REQUIRED WORK – Give back the records below exactly, every one, with no pictures.

═══ DATA ═══

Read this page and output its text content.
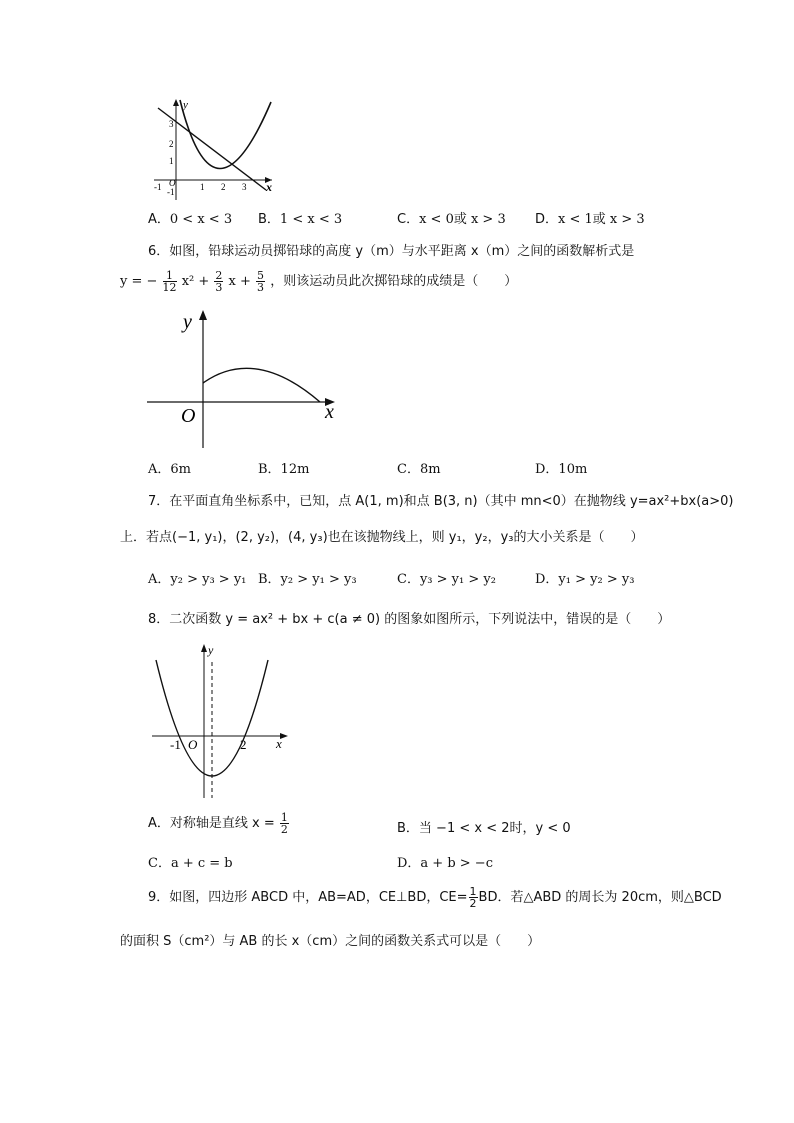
y
x
O
3
2
1
-1
-1	1 2 3
A．0 < x < 3 B．1 < x < 3	C．x < 0或 x > 3 D．x < 1或 x > 3
6．如图，铅球运动员掷铅球的高度 y（m）与水平距离 x（m）之间的函数解析式是
y = − $\frac{1}{12} x^2 + \frac{2}{3}$ $x + \frac{5}{3}$ ，则该运动员此次掷铅球的成绩是（　　）
y
x
O
A．6m	B．12m	C．8m	D．10m
7．在平面直角坐标系中，已知，点 A(1, m)和点 B(3, n)（其中 mn<0）在抛物线 y=ax²+bx(a>0)
上．若点(−1, y₁)，(2, y₂)，(4, y₃)也在该抛物线上，则 y₁，y₂，y₃的大小关系是（　　）
A．y₂ > y₃ > y₁ B．y₂ > y₁ > y₃	C．y₃ > y₁ > y₂	D．y₁ > y₂ > y₃
8．二次函数 y = ax² + bx + c(a ≠ 0) 的图象如图所示，下列说法中，错误的是（　　）
y
x
O
-1	2
A．对称轴是直线 $x = \frac{1}{2}$	B．当 −1 < x < 2时，y < 0
C．a + c = b	D．a + b > −c
9．如图，四边形 ABCD 中，AB=AD，CE⊥BD，$CE= \frac{1}{2}$ BD．若△ABD 的周长为 20cm，则△BCD
的面积 S（cm²）与 AB 的长 x（cm）之间的函数关系式可以是（　　）
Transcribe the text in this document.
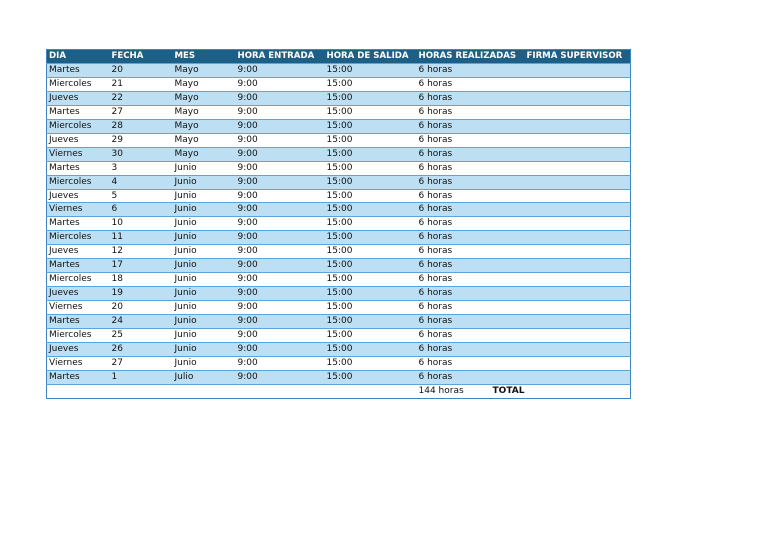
DIA	FECHA	MES	HORA ENTRADA	HORA DE SALIDA	HORAS REALIZADAS	FIRMA SUPERVISOR
Martes	20	Mayo	9:00	15:00	6 horas	
Miercoles	21	Mayo	9:00	15:00	6 horas	
Jueves	22	Mayo	9:00	15:00	6 horas	
Martes	27	Mayo	9:00	15:00	6 horas	
Miercoles	28	Mayo	9:00	15:00	6 horas	
Jueves	29	Mayo	9:00	15:00	6 horas	
Viernes	30	Mayo	9:00	15:00	6 horas	
Martes	3	Junio	9:00	15:00	6 horas	
Miercoles	4	Junio	9:00	15:00	6 horas	
Jueves	5	Junio	9:00	15:00	6 horas	
Viernes	6	Junio	9:00	15:00	6 horas	
Martes	10	Junio	9:00	15:00	6 horas	
Miercoles	11	Junio	9:00	15:00	6 horas	
Jueves	12	Junio	9:00	15:00	6 horas	
Martes	17	Junio	9:00	15:00	6 horas	
Miercoles	18	Junio	9:00	15:00	6 horas	
Jueves	19	Junio	9:00	15:00	6 horas	
Viernes	20	Junio	9:00	15:00	6 horas	
Martes	24	Junio	9:00	15:00	6 horas	
Miercoles	25	Junio	9:00	15:00	6 horas	
Jueves	26	Junio	9:00	15:00	6 horas	
Viernes	27	Junio	9:00	15:00	6 horas	
Martes	1	Julio	9:00	15:00	6 horas	
					144 horas TOTAL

═══

FINAL RESULT –
Read this page and output its text content.
y
x
O
3
2
1
-1
-1	1 2 3
A．0 < x < 3 B．1 < x < 3	C．x < 0或 x > 3 D．x < 1或 x > 3
6．如图，铅球运动员掷铅球的高度 y（m）与水平距离 x（m）之间的函数解析式是
y = − $\frac{1}{12} x^2 + \frac{2}{3}$ $x + \frac{5}{3}$ ，则该运动员此次掷铅球的成绩是（　　）
y
x
O
A．6m	B．12m	C．8m	D．10m
7．在平面直角坐标系中，已知，点 A(1, m)和点 B(3, n)（其中 mn<0）在抛物线 y=ax²+bx(a>0)
上．若点(−1, y₁)，(2, y₂)，(4, y₃)也在该抛物线上，则 y₁，y₂，y₃的大小关系是（　　）
A．y₂ > y₃ > y₁ B．y₂ > y₁ > y₃	C．y₃ > y₁ > y₂	D．y₁ > y₂ > y₃
8．二次函数 y = ax² + bx + c(a ≠ 0) 的图象如图所示，下列说法中，错误的是（　　）
y
x
O
-1	2
A．对称轴是直线 $x = \frac{1}{2}$	B．当 −1 < x < 2时，y < 0
C．a + c = b	D．a + b > −c
9．如图，四边形 ABCD 中，AB=AD，CE⊥BD，$CE= \frac{1}{2}$ BD．若△ABD 的周长为 20cm，则△BCD
的面积 S（cm²）与 AB 的长 x（cm）之间的函数关系式可以是（　　）
Transcribe the text in this document.
DIA	FECHA	MES	HORA ENTRADA	HORA DE SALIDA	HORAS REALIZADAS	FIRMA SUPERVISOR
Martes	20	Mayo	9:00	15:00	6 horas	
Miercoles	21	Mayo	9:00	15:00	6 horas	
Jueves	22	Mayo	9:00	15:00	6 horas	
Martes	27	Mayo	9:00	15:00	6 horas	
Miercoles	28	Mayo	9:00	15:00	6 horas	
Jueves	29	Mayo	9:00	15:00	6 horas	
Viernes	30	Mayo	9:00	15:00	6 horas	
Martes	3	Junio	9:00	15:00	6 horas	
Miercoles	4	Junio	9:00	15:00	6 horas	
Jueves	5	Junio	9:00	15:00	6 horas	
Viernes	6	Junio	9:00	15:00	6 horas	
Martes	10	Junio	9:00	15:00	6 horas	
Miercoles	11	Junio	9:00	15:00	6 horas	
Jueves	12	Junio	9:00	15:00	6 horas	
Martes	17	Junio	9:00	15:00	6 horas	
Miercoles	18	Junio	9:00	15:00	6 horas	
Jueves	19	Junio	9:00	15:00	6 horas	
Viernes	20	Junio	9:00	15:00	6 horas	
Martes	24	Junio	9:00	15:00	6 horas	
Miercoles	25	Junio	9:00	15:00	6 horas	
Jueves	26	Junio	9:00	15:00	6 horas	
Viernes	27	Junio	9:00	15:00	6 horas	
Martes	1	Julio	9:00	15:00	6 horas	
					144 horas TOTAL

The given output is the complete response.